▶ _To be done_
In the entries below, find the lines with the word "Menu" and copy them.

▶ _Exercise material_
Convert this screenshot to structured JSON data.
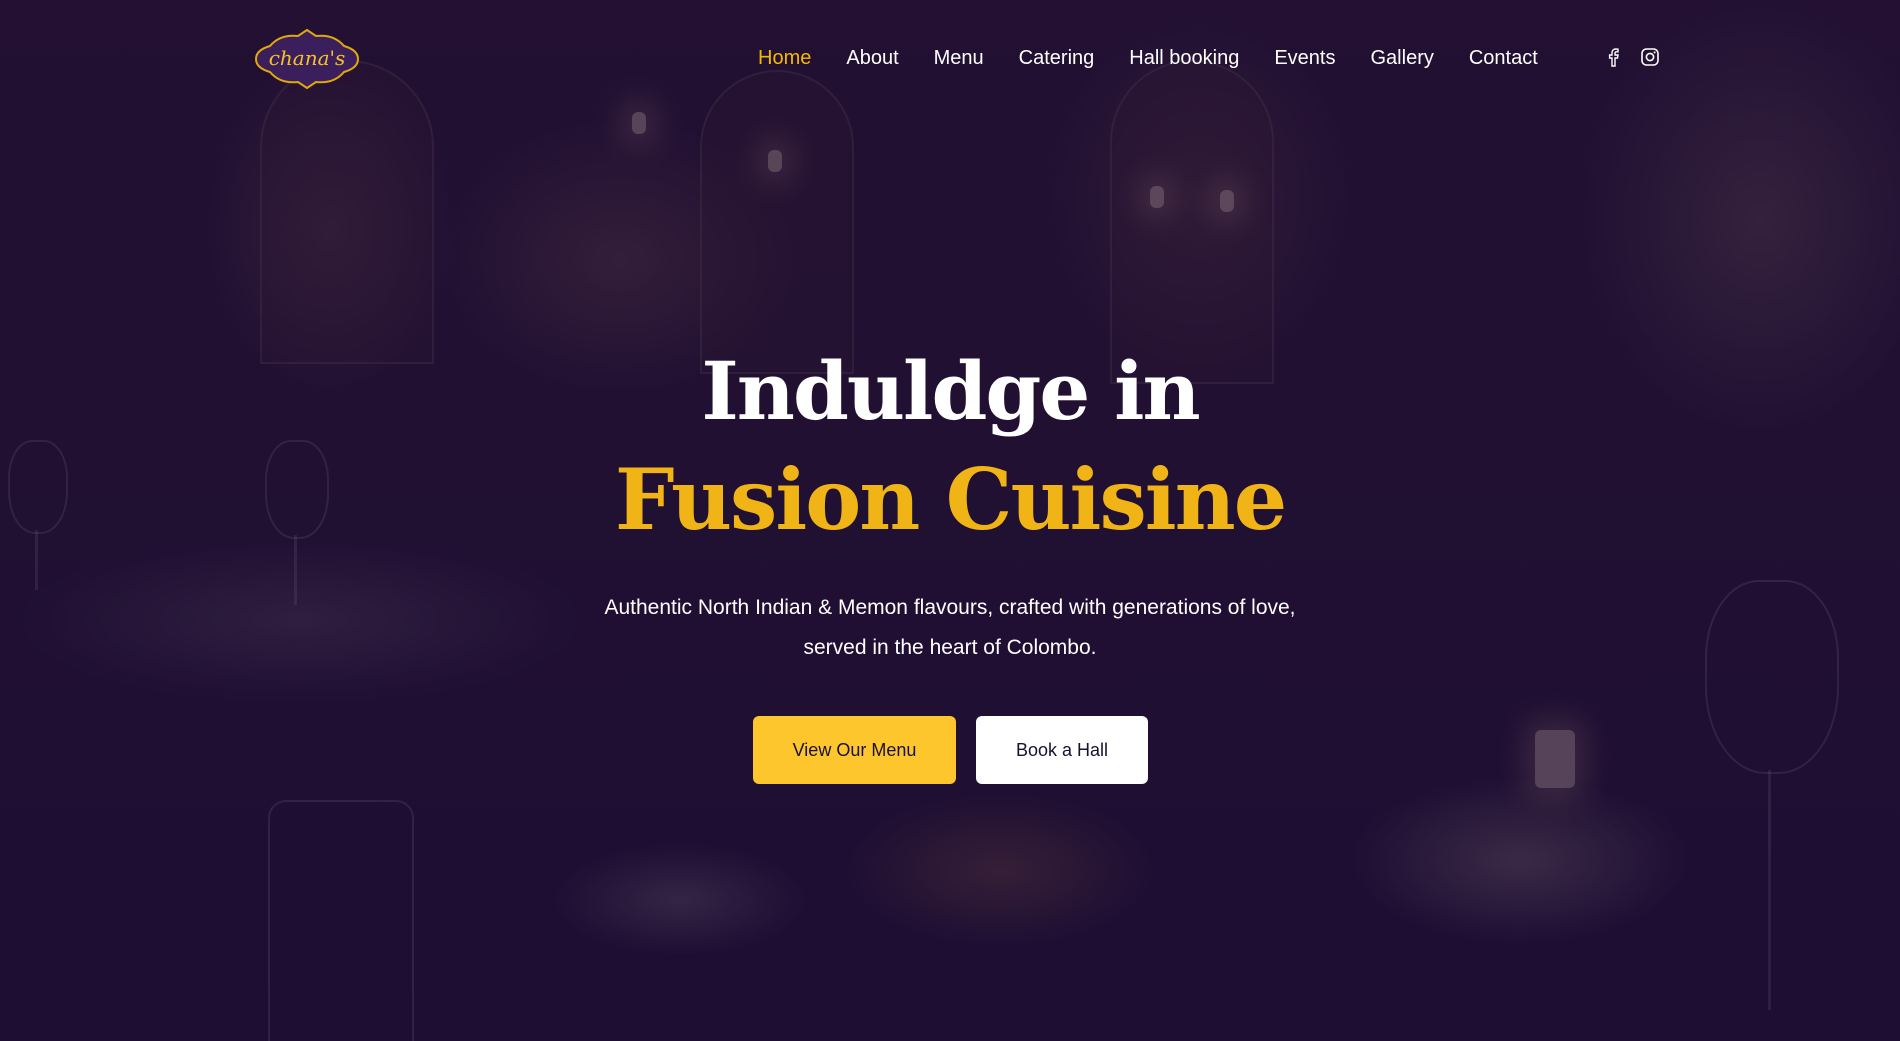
{
  "brand": {
    "logo_text": "chana's",
    "accent": "#f5b800",
    "logo_bg": "#3a1f5c"
  },
  "nav": {
    "items": [
      {
        "label": "Home",
        "active": true
      },
      {
        "label": "About",
        "active": false
      },
      {
        "label": "Menu",
        "active": false
      },
      {
        "label": "Catering",
        "active": false
      },
      {
        "label": "Hall booking",
        "active": false
      },
      {
        "label": "Events",
        "active": false
      },
      {
        "label": "Gallery",
        "active": false
      },
      {
        "label": "Contact",
        "active": false
      }
    ],
    "social": [
      {
        "icon": "facebook-icon"
      },
      {
        "icon": "instagram-icon"
      }
    ]
  },
  "hero": {
    "title_line1": "Induldge in",
    "title_line2": "Fusion Cuisine",
    "subtitle_line1": "Authentic North Indian & Memon flavours, crafted with generations of love,",
    "subtitle_line2": "served in the heart of Colombo.",
    "primary_button": "View Our Menu",
    "secondary_button": "Book a Hall",
    "title_color": "#ffffff",
    "highlight_color": "#f0b416",
    "primary_button_color": "#fdc62c"
  }
}
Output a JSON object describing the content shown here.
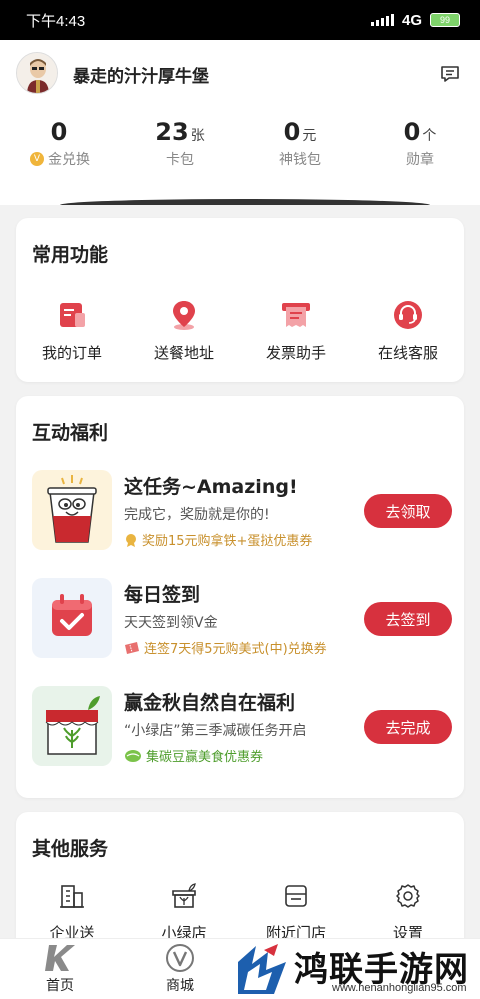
{
  "status_bar": {
    "time": "下午4:43",
    "network": "4G",
    "battery": "99"
  },
  "profile": {
    "username": "暴走的汁汁厚牛堡"
  },
  "stats": [
    {
      "value": "0",
      "unit": "",
      "label": "金兑换",
      "coin_glyph": "V"
    },
    {
      "value": "23",
      "unit": "张",
      "label": "卡包"
    },
    {
      "value": "0",
      "unit": "元",
      "label": "神钱包"
    },
    {
      "value": "0",
      "unit": "个",
      "label": "勋章"
    }
  ],
  "common_functions": {
    "title": "常用功能",
    "items": [
      {
        "label": "我的订单",
        "icon": "order-icon"
      },
      {
        "label": "送餐地址",
        "icon": "location-icon"
      },
      {
        "label": "发票助手",
        "icon": "invoice-icon"
      },
      {
        "label": "在线客服",
        "icon": "customer-service-icon"
      }
    ]
  },
  "benefits": {
    "title": "互动福利",
    "tasks": [
      {
        "title": "这任务~Amazing!",
        "desc": "完成它，奖励就是你的!",
        "reward": "奖励15元购拿铁+蛋挞优惠券",
        "button": "去领取"
      },
      {
        "title": "每日签到",
        "desc": "天天签到领V金",
        "reward": "连签7天得5元购美式(中)兑换券",
        "button": "去签到"
      },
      {
        "title": "赢金秋自然自在福利",
        "desc": "“小绿店”第三季减碳任务开启",
        "reward": "集碳豆赢美食优惠券",
        "button": "去完成"
      }
    ]
  },
  "other_services": {
    "title": "其他服务",
    "items": [
      {
        "label": "企业送",
        "icon": "building-icon"
      },
      {
        "label": "小绿店",
        "icon": "green-store-icon"
      },
      {
        "label": "附近门店",
        "icon": "store-icon"
      },
      {
        "label": "设置",
        "icon": "settings-icon"
      }
    ]
  },
  "tabbar": {
    "items": [
      {
        "label": "首页",
        "icon": "home-k-icon"
      },
      {
        "label": "商城",
        "icon": "mall-v-icon"
      }
    ]
  },
  "watermark": {
    "text": "鸿联手游网",
    "url": "www.henanhonglian95.com"
  },
  "colors": {
    "accent": "#d7313e",
    "reward_gold": "#c8902c",
    "reward_green": "#4e9d2c"
  }
}
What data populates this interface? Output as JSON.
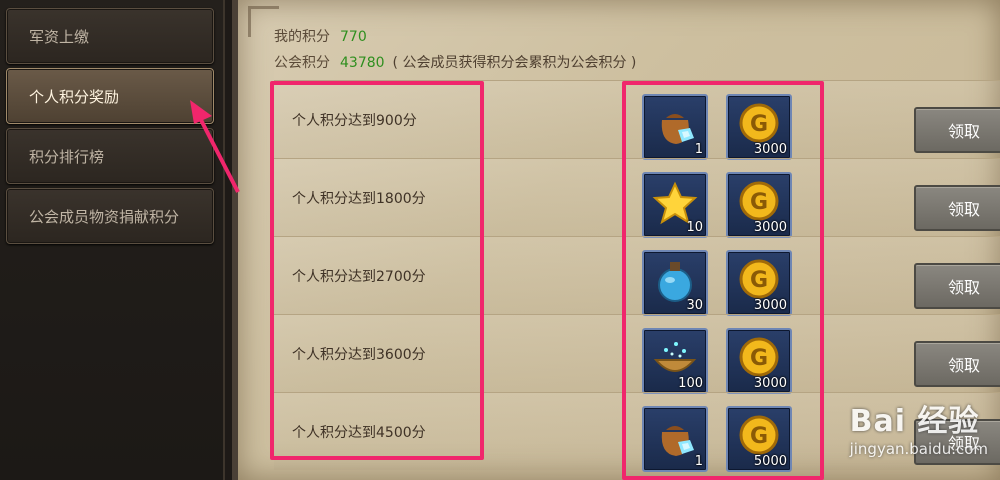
{
  "sidebar": {
    "items": [
      {
        "label": "军资上缴",
        "active": false
      },
      {
        "label": "个人积分奖励",
        "active": true
      },
      {
        "label": "积分排行榜",
        "active": false
      },
      {
        "label": "公会成员物资捐献积分",
        "active": false
      }
    ]
  },
  "scores": {
    "mine_label": "我的积分",
    "mine_value": "770",
    "guild_label": "公会积分",
    "guild_value": "43780",
    "guild_note": "( 公会成员获得积分会累积为公会积分 )"
  },
  "rewards": [
    {
      "label": "个人积分达到900分",
      "items": [
        {
          "icon": "pouch-gems-icon",
          "count": "1"
        },
        {
          "icon": "gold-coin-icon",
          "count": "3000"
        }
      ],
      "button": "领取"
    },
    {
      "label": "个人积分达到1800分",
      "items": [
        {
          "icon": "star-icon",
          "count": "10"
        },
        {
          "icon": "gold-coin-icon",
          "count": "3000"
        }
      ],
      "button": "领取"
    },
    {
      "label": "个人积分达到2700分",
      "items": [
        {
          "icon": "potion-flask-icon",
          "count": "30"
        },
        {
          "icon": "gold-coin-icon",
          "count": "3000"
        }
      ],
      "button": "领取"
    },
    {
      "label": "个人积分达到3600分",
      "items": [
        {
          "icon": "magic-bowl-icon",
          "count": "100"
        },
        {
          "icon": "gold-coin-icon",
          "count": "3000"
        }
      ],
      "button": "领取"
    },
    {
      "label": "个人积分达到4500分",
      "items": [
        {
          "icon": "pouch-gems-icon",
          "count": "1"
        },
        {
          "icon": "gold-coin-icon",
          "count": "5000"
        }
      ],
      "button": "领取"
    }
  ],
  "watermark": {
    "brand": "Bai 经验",
    "site": "jingyan.baidu.com"
  },
  "colors": {
    "highlight": "#f0266c",
    "score_green": "#2f8f1f"
  }
}
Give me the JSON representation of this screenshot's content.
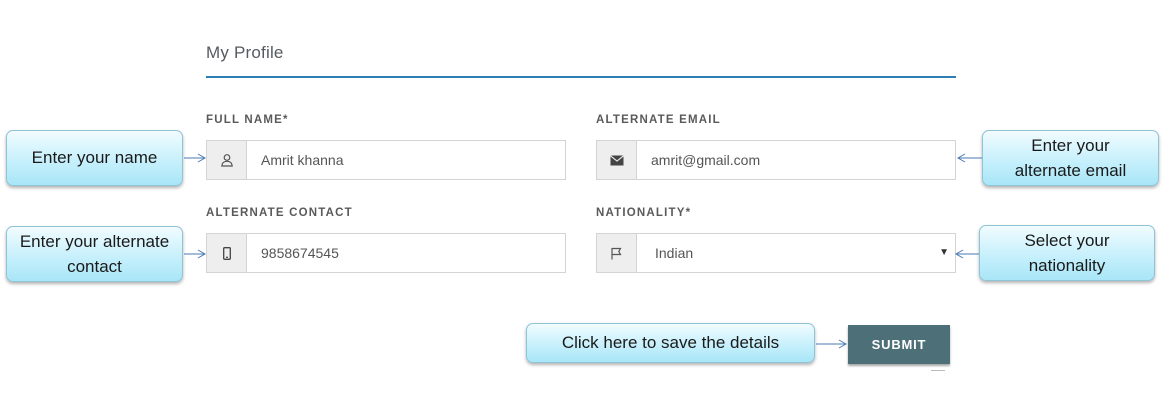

▶ _The answer_
        "label": "Menu",
    "primary_button": "View Our Menu",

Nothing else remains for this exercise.